Objective: Copy each record exactly as it reads, leaving out any pictures it holds.

Records excerpted from a collection
- - - -
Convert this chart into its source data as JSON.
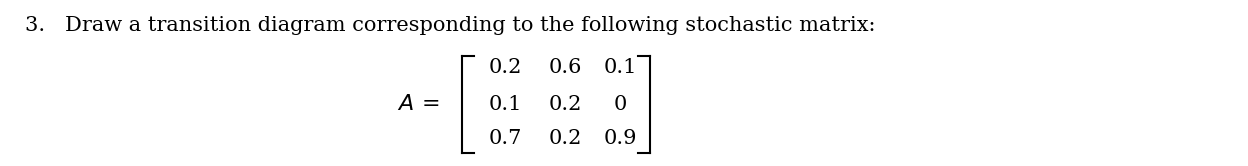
{
  "number": "3.",
  "text": "Draw a transition diagram corresponding to the following stochastic matrix:",
  "matrix": [
    [
      "0.2",
      "0.6",
      "0.1"
    ],
    [
      "0.1",
      "0.2",
      "0"
    ],
    [
      "0.7",
      "0.2",
      "0.9"
    ]
  ],
  "font_family": "DejaVu Serif",
  "font_size_text": 15,
  "font_size_matrix": 15,
  "text_color": "#000000",
  "background_color": "#ffffff",
  "figsize": [
    12.48,
    1.66
  ],
  "dpi": 100
}
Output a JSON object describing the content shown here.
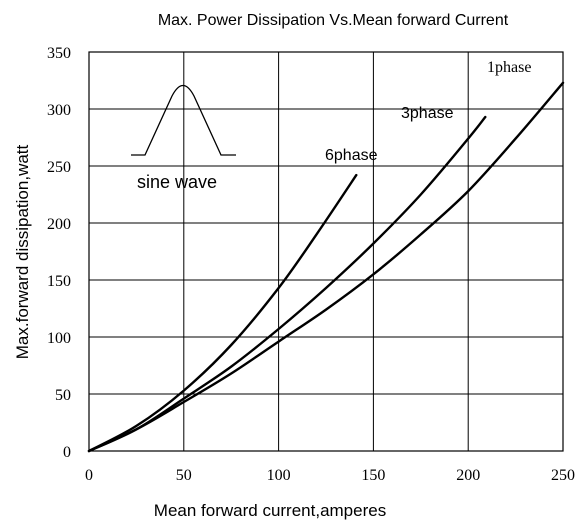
{
  "chart_data": {
    "type": "line",
    "title": "Max. Power Dissipation Vs.Mean forward Current",
    "xlabel": "Mean forward current,amperes",
    "ylabel": "Max.forward dissipation,watt",
    "xlim": [
      0,
      250
    ],
    "ylim": [
      0,
      350
    ],
    "x_ticks": [
      "0",
      "50",
      "100",
      "150",
      "200",
      "250"
    ],
    "y_ticks": [
      "0",
      "50",
      "100",
      "150",
      "200",
      "250",
      "300",
      "350"
    ],
    "grid": true,
    "inset_label": "sine wave",
    "series": [
      {
        "name": "6phase",
        "x": [
          0,
          25,
          50,
          75,
          100,
          120,
          141
        ],
        "y": [
          0,
          22,
          53,
          93,
          143,
          190,
          242
        ]
      },
      {
        "name": "3phase",
        "x": [
          0,
          25,
          50,
          75,
          100,
          125,
          150,
          175,
          200,
          209
        ],
        "y": [
          0,
          19,
          46,
          74,
          107,
          143,
          182,
          225,
          274,
          293
        ]
      },
      {
        "name": "1phase",
        "x": [
          0,
          25,
          50,
          75,
          100,
          125,
          150,
          175,
          200,
          225,
          250
        ],
        "y": [
          0,
          19,
          43,
          68,
          96,
          124,
          155,
          190,
          228,
          274,
          323
        ]
      }
    ]
  }
}
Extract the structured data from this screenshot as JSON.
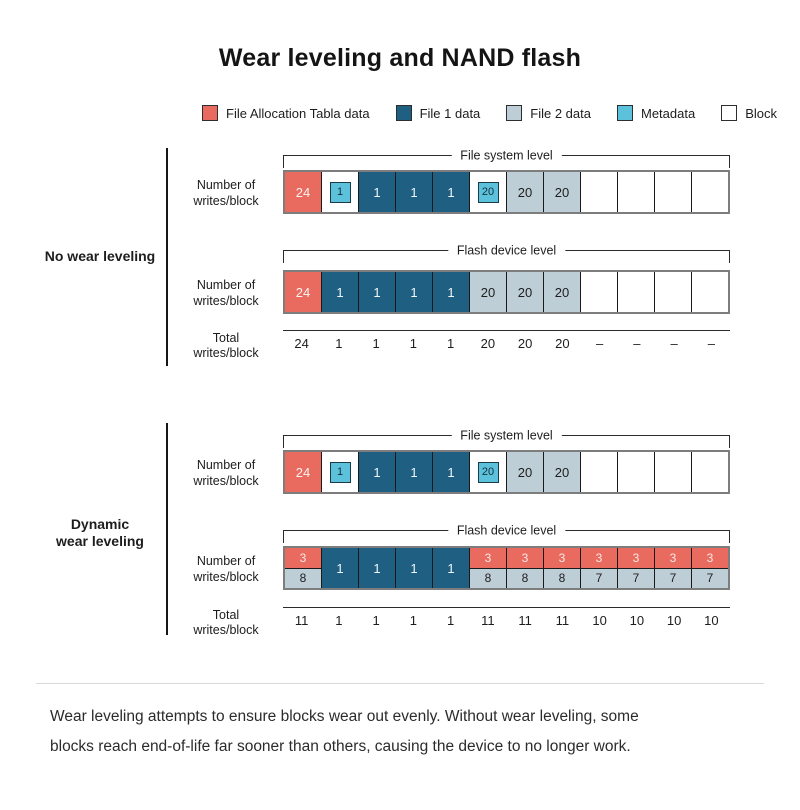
{
  "title": "Wear leveling and NAND flash",
  "colors": {
    "fat": "#E96A5E",
    "file1": "#1F5F82",
    "file2": "#BECED7",
    "metadata": "#5CC1DB",
    "block": "#FFFFFF",
    "line": "#2B2B2B",
    "row-border": "#7D7D7D"
  },
  "legend": {
    "items": [
      {
        "key": "fat",
        "label": "File Allocation Tabla data"
      },
      {
        "key": "file1",
        "label": "File 1 data"
      },
      {
        "key": "file2",
        "label": "File 2 data"
      },
      {
        "key": "metadata",
        "label": "Metadata"
      },
      {
        "key": "block",
        "label": "Block"
      }
    ]
  },
  "labels": {
    "number_of": [
      "Number of",
      "writes/block"
    ],
    "total": [
      "Total",
      "writes/block"
    ]
  },
  "sections": [
    {
      "label_lines": [
        "No wear leveling"
      ],
      "rows": [
        {
          "bracket": "File system level",
          "cells": [
            {
              "type": "fat",
              "value": "24"
            },
            {
              "type": "meta",
              "value": "1"
            },
            {
              "type": "file1",
              "value": "1"
            },
            {
              "type": "file1",
              "value": "1"
            },
            {
              "type": "file1",
              "value": "1"
            },
            {
              "type": "meta",
              "value": "20"
            },
            {
              "type": "file2",
              "value": "20"
            },
            {
              "type": "file2",
              "value": "20"
            },
            {
              "type": "empty"
            },
            {
              "type": "empty"
            },
            {
              "type": "empty"
            },
            {
              "type": "empty"
            }
          ]
        },
        {
          "bracket": "Flash device level",
          "cells": [
            {
              "type": "fat",
              "value": "24"
            },
            {
              "type": "file1",
              "value": "1"
            },
            {
              "type": "file1",
              "value": "1"
            },
            {
              "type": "file1",
              "value": "1"
            },
            {
              "type": "file1",
              "value": "1"
            },
            {
              "type": "file2",
              "value": "20"
            },
            {
              "type": "file2",
              "value": "20"
            },
            {
              "type": "file2",
              "value": "20"
            },
            {
              "type": "empty"
            },
            {
              "type": "empty"
            },
            {
              "type": "empty"
            },
            {
              "type": "empty"
            }
          ]
        }
      ],
      "totals": [
        "24",
        "1",
        "1",
        "1",
        "1",
        "20",
        "20",
        "20",
        "–",
        "–",
        "–",
        "–"
      ]
    },
    {
      "label_lines": [
        "Dynamic",
        "wear leveling"
      ],
      "rows": [
        {
          "bracket": "File system level",
          "cells": [
            {
              "type": "fat",
              "value": "24"
            },
            {
              "type": "meta",
              "value": "1"
            },
            {
              "type": "file1",
              "value": "1"
            },
            {
              "type": "file1",
              "value": "1"
            },
            {
              "type": "file1",
              "value": "1"
            },
            {
              "type": "meta",
              "value": "20"
            },
            {
              "type": "file2",
              "value": "20"
            },
            {
              "type": "file2",
              "value": "20"
            },
            {
              "type": "empty"
            },
            {
              "type": "empty"
            },
            {
              "type": "empty"
            },
            {
              "type": "empty"
            }
          ]
        },
        {
          "bracket": "Flash device level",
          "cells": [
            {
              "type": "split",
              "top": "3",
              "bottom": "8"
            },
            {
              "type": "file1",
              "value": "1"
            },
            {
              "type": "file1",
              "value": "1"
            },
            {
              "type": "file1",
              "value": "1"
            },
            {
              "type": "file1",
              "value": "1"
            },
            {
              "type": "split",
              "top": "3",
              "bottom": "8"
            },
            {
              "type": "split",
              "top": "3",
              "bottom": "8"
            },
            {
              "type": "split",
              "top": "3",
              "bottom": "8"
            },
            {
              "type": "split",
              "top": "3",
              "bottom": "7"
            },
            {
              "type": "split",
              "top": "3",
              "bottom": "7"
            },
            {
              "type": "split",
              "top": "3",
              "bottom": "7"
            },
            {
              "type": "split",
              "top": "3",
              "bottom": "7"
            }
          ]
        }
      ],
      "totals": [
        "11",
        "1",
        "1",
        "1",
        "1",
        "11",
        "11",
        "11",
        "10",
        "10",
        "10",
        "10"
      ]
    }
  ],
  "footer": {
    "lines": [
      "Wear leveling attempts to ensure blocks wear out evenly. Without wear leveling, some",
      "blocks reach end-of-life far sooner than others, causing the device to no longer work."
    ]
  }
}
- - - -
Answer in full:
Convert this chart into its source data as JSON.
{
  "number": "3.",
  "text": "Draw a transition diagram corresponding to the following stochastic matrix:",
  "matrix": [
    [
      "0.2",
      "0.6",
      "0.1"
    ],
    [
      "0.1",
      "0.2",
      "0"
    ],
    [
      "0.7",
      "0.2",
      "0.9"
    ]
  ],
  "font_family": "DejaVu Serif",
  "font_size_text": 15,
  "font_size_matrix": 15,
  "text_color": "#000000",
  "background_color": "#ffffff",
  "figsize": [
    12.48,
    1.66
  ],
  "dpi": 100
}
Output a JSON object describing the content shown here.
{
  "chart_data": {
    "type": "line",
    "title": "Max. Power Dissipation Vs.Mean forward Current",
    "xlabel": "Mean forward current,amperes",
    "ylabel": "Max.forward dissipation,watt",
    "xlim": [
      0,
      250
    ],
    "ylim": [
      0,
      350
    ],
    "x_ticks": [
      "0",
      "50",
      "100",
      "150",
      "200",
      "250"
    ],
    "y_ticks": [
      "0",
      "50",
      "100",
      "150",
      "200",
      "250",
      "300",
      "350"
    ],
    "grid": true,
    "inset_label": "sine wave",
    "series": [
      {
        "name": "6phase",
        "x": [
          0,
          25,
          50,
          75,
          100,
          120,
          141
        ],
        "y": [
          0,
          22,
          53,
          93,
          143,
          190,
          242
        ]
      },
      {
        "name": "3phase",
        "x": [
          0,
          25,
          50,
          75,
          100,
          125,
          150,
          175,
          200,
          209
        ],
        "y": [
          0,
          19,
          46,
          74,
          107,
          143,
          182,
          225,
          274,
          293
        ]
      },
      {
        "name": "1phase",
        "x": [
          0,
          25,
          50,
          75,
          100,
          125,
          150,
          175,
          200,
          225,
          250
        ],
        "y": [
          0,
          19,
          43,
          68,
          96,
          124,
          155,
          190,
          228,
          274,
          323
        ]
      }
    ]
  }
}
Extract the structured data from this screenshot as JSON.
{
  "title": "Wear leveling and NAND flash",
  "colors": {
    "fat": "#E96A5E",
    "file1": "#1F5F82",
    "file2": "#BECED7",
    "metadata": "#5CC1DB",
    "block": "#FFFFFF",
    "line": "#2B2B2B",
    "row-border": "#7D7D7D"
  },
  "legend": {
    "items": [
      {
        "key": "fat",
        "label": "File Allocation Tabla data"
      },
      {
        "key": "file1",
        "label": "File 1 data"
      },
      {
        "key": "file2",
        "label": "File 2 data"
      },
      {
        "key": "metadata",
        "label": "Metadata"
      },
      {
        "key": "block",
        "label": "Block"
      }
    ]
  },
  "labels": {
    "number_of": [
      "Number of",
      "writes/block"
    ],
    "total": [
      "Total",
      "writes/block"
    ]
  },
  "sections": [
    {
      "label_lines": [
        "No wear leveling"
      ],
      "rows": [
        {
          "bracket": "File system level",
          "cells": [
            {
              "type": "fat",
              "value": "24"
            },
            {
              "type": "meta",
              "value": "1"
            },
            {
              "type": "file1",
              "value": "1"
            },
            {
              "type": "file1",
              "value": "1"
            },
            {
              "type": "file1",
              "value": "1"
            },
            {
              "type": "meta",
              "value": "20"
            },
            {
              "type": "file2",
              "value": "20"
            },
            {
              "type": "file2",
              "value": "20"
            },
            {
              "type": "empty"
            },
            {
              "type": "empty"
            },
            {
              "type": "empty"
            },
            {
              "type": "empty"
            }
          ]
        },
        {
          "bracket": "Flash device level",
          "cells": [
            {
              "type": "fat",
              "value": "24"
            },
            {
              "type": "file1",
              "value": "1"
            },
            {
              "type": "file1",
              "value": "1"
            },
            {
              "type": "file1",
              "value": "1"
            },
            {
              "type": "file1",
              "value": "1"
            },
            {
              "type": "file2",
              "value": "20"
            },
            {
              "type": "file2",
              "value": "20"
            },
            {
              "type": "file2",
              "value": "20"
            },
            {
              "type": "empty"
            },
            {
              "type": "empty"
            },
            {
              "type": "empty"
            },
            {
              "type": "empty"
            }
          ]
        }
      ],
      "totals": [
        "24",
        "1",
        "1",
        "1",
        "1",
        "20",
        "20",
        "20",
        "–",
        "–",
        "–",
        "–"
      ]
    },
    {
      "label_lines": [
        "Dynamic",
        "wear leveling"
      ],
      "rows": [
        {
          "bracket": "File system level",
          "cells": [
            {
              "type": "fat",
              "value": "24"
            },
            {
              "type": "meta",
              "value": "1"
            },
            {
              "type": "file1",
              "value": "1"
            },
            {
              "type": "file1",
              "value": "1"
            },
            {
              "type": "file1",
              "value": "1"
            },
            {
              "type": "meta",
              "value": "20"
            },
            {
              "type": "file2",
              "value": "20"
            },
            {
              "type": "file2",
              "value": "20"
            },
            {
              "type": "empty"
            },
            {
              "type": "empty"
            },
            {
              "type": "empty"
            },
            {
              "type": "empty"
            }
          ]
        },
        {
          "bracket": "Flash device level",
          "cells": [
            {
              "type": "split",
              "top": "3",
              "bottom": "8"
            },
            {
              "type": "file1",
              "value": "1"
            },
            {
              "type": "file1",
              "value": "1"
            },
            {
              "type": "file1",
              "value": "1"
            },
            {
              "type": "file1",
              "value": "1"
            },
            {
              "type": "split",
              "top": "3",
              "bottom": "8"
            },
            {
              "type": "split",
              "top": "3",
              "bottom": "8"
            },
            {
              "type": "split",
              "top": "3",
              "bottom": "8"
            },
            {
              "type": "split",
              "top": "3",
              "bottom": "7"
            },
            {
              "type": "split",
              "top": "3",
              "bottom": "7"
            },
            {
              "type": "split",
              "top": "3",
              "bottom": "7"
            },
            {
              "type": "split",
              "top": "3",
              "bottom": "7"
            }
          ]
        }
      ],
      "totals": [
        "11",
        "1",
        "1",
        "1",
        "1",
        "11",
        "11",
        "11",
        "10",
        "10",
        "10",
        "10"
      ]
    }
  ],
  "footer": {
    "lines": [
      "Wear leveling attempts to ensure blocks wear out evenly. Without wear leveling, some",
      "blocks reach end-of-life far sooner than others, causing the device to no longer work."
    ]
  }
}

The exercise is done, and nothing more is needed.